▶ **Material provided**:
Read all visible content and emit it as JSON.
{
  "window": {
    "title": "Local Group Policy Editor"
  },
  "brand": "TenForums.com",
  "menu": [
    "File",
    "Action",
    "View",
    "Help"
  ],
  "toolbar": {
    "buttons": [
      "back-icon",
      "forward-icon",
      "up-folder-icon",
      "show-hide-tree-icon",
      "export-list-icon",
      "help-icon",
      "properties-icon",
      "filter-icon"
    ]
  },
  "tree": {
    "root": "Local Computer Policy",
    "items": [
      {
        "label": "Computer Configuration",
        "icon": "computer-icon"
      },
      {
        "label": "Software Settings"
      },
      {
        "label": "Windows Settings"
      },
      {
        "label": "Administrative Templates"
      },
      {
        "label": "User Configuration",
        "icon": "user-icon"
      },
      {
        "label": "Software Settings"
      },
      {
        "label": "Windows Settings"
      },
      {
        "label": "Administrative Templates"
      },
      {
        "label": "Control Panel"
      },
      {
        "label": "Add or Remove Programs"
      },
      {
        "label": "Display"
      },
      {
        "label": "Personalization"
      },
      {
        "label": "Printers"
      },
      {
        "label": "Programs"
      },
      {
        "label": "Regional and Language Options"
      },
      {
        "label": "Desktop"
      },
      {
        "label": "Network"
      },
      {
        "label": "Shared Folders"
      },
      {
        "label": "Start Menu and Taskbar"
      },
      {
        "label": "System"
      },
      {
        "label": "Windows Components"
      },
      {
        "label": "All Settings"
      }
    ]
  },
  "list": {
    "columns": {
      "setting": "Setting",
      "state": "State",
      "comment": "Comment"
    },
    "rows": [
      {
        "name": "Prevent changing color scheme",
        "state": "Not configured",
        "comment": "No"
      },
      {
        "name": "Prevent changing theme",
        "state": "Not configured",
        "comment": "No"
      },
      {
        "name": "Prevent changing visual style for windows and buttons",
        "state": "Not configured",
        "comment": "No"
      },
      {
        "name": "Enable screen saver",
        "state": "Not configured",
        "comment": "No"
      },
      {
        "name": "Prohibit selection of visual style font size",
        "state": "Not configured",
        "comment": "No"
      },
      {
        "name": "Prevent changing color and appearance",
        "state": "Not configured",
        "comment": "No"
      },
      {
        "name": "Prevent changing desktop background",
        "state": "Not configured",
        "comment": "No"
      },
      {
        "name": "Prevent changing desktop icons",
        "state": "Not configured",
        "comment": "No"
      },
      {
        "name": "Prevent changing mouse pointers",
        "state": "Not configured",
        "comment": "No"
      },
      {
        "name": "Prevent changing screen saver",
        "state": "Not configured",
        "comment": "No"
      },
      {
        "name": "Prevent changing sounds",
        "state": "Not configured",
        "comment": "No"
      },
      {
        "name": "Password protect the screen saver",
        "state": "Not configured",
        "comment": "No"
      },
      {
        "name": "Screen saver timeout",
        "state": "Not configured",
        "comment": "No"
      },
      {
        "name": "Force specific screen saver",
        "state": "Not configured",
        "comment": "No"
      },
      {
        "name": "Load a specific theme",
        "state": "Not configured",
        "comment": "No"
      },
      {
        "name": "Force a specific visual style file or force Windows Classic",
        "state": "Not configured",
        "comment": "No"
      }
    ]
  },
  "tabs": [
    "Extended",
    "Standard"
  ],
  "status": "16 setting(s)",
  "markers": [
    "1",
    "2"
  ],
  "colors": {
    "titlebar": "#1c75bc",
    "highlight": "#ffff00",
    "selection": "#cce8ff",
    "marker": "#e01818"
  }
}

▶ **The task**:
Using the listing above, reproduce each line without omission.

▶ **Output of the exercise**:
Read all visible content and emit it as JSON.
{
  "window": {
    "title": "Local Group Policy Editor"
  },
  "brand": "TenForums.com",
  "menu": [
    "File",
    "Action",
    "View",
    "Help"
  ],
  "toolbar": {
    "buttons": [
      "back-icon",
      "forward-icon",
      "up-folder-icon",
      "show-hide-tree-icon",
      "export-list-icon",
      "help-icon",
      "properties-icon",
      "filter-icon"
    ]
  },
  "tree": {
    "root": "Local Computer Policy",
    "items": [
      {
        "label": "Computer Configuration",
        "icon": "computer-icon"
      },
      {
        "label": "Software Settings"
      },
      {
        "label": "Windows Settings"
      },
      {
        "label": "Administrative Templates"
      },
      {
        "label": "User Configuration",
        "icon": "user-icon"
      },
      {
        "label": "Software Settings"
      },
      {
        "label": "Windows Settings"
      },
      {
        "label": "Administrative Templates"
      },
      {
        "label": "Control Panel"
      },
      {
        "label": "Add or Remove Programs"
      },
      {
        "label": "Display"
      },
      {
        "label": "Personalization"
      },
      {
        "label": "Printers"
      },
      {
        "label": "Programs"
      },
      {
        "label": "Regional and Language Options"
      },
      {
        "label": "Desktop"
      },
      {
        "label": "Network"
      },
      {
        "label": "Shared Folders"
      },
      {
        "label": "Start Menu and Taskbar"
      },
      {
        "label": "System"
      },
      {
        "label": "Windows Components"
      },
      {
        "label": "All Settings"
      }
    ]
  },
  "list": {
    "columns": {
      "setting": "Setting",
      "state": "State",
      "comment": "Comment"
    },
    "rows": [
      {
        "name": "Prevent changing color scheme",
        "state": "Not configured",
        "comment": "No"
      },
      {
        "name": "Prevent changing theme",
        "state": "Not configured",
        "comment": "No"
      },
      {
        "name": "Prevent changing visual style for windows and buttons",
        "state": "Not configured",
        "comment": "No"
      },
      {
        "name": "Enable screen saver",
        "state": "Not configured",
        "comment": "No"
      },
      {
        "name": "Prohibit selection of visual style font size",
        "state": "Not configured",
        "comment": "No"
      },
      {
        "name": "Prevent changing color and appearance",
        "state": "Not configured",
        "comment": "No"
      },
      {
        "name": "Prevent changing desktop background",
        "state": "Not configured",
        "comment": "No"
      },
      {
        "name": "Prevent changing desktop icons",
        "state": "Not configured",
        "comment": "No"
      },
      {
        "name": "Prevent changing mouse pointers",
        "state": "Not configured",
        "comment": "No"
      },
      {
        "name": "Prevent changing screen saver",
        "state": "Not configured",
        "comment": "No"
      },
      {
        "name": "Prevent changing sounds",
        "state": "Not configured",
        "comment": "No"
      },
      {
        "name": "Password protect the screen saver",
        "state": "Not configured",
        "comment": "No"
      },
      {
        "name": "Screen saver timeout",
        "state": "Not configured",
        "comment": "No"
      },
      {
        "name": "Force specific screen saver",
        "state": "Not configured",
        "comment": "No"
      },
      {
        "name": "Load a specific theme",
        "state": "Not configured",
        "comment": "No"
      },
      {
        "name": "Force a specific visual style file or force Windows Classic",
        "state": "Not configured",
        "comment": "No"
      }
    ]
  },
  "tabs": [
    "Extended",
    "Standard"
  ],
  "status": "16 setting(s)",
  "markers": [
    "1",
    "2"
  ],
  "colors": {
    "titlebar": "#1c75bc",
    "highlight": "#ffff00",
    "selection": "#cce8ff",
    "marker": "#e01818"
  }
}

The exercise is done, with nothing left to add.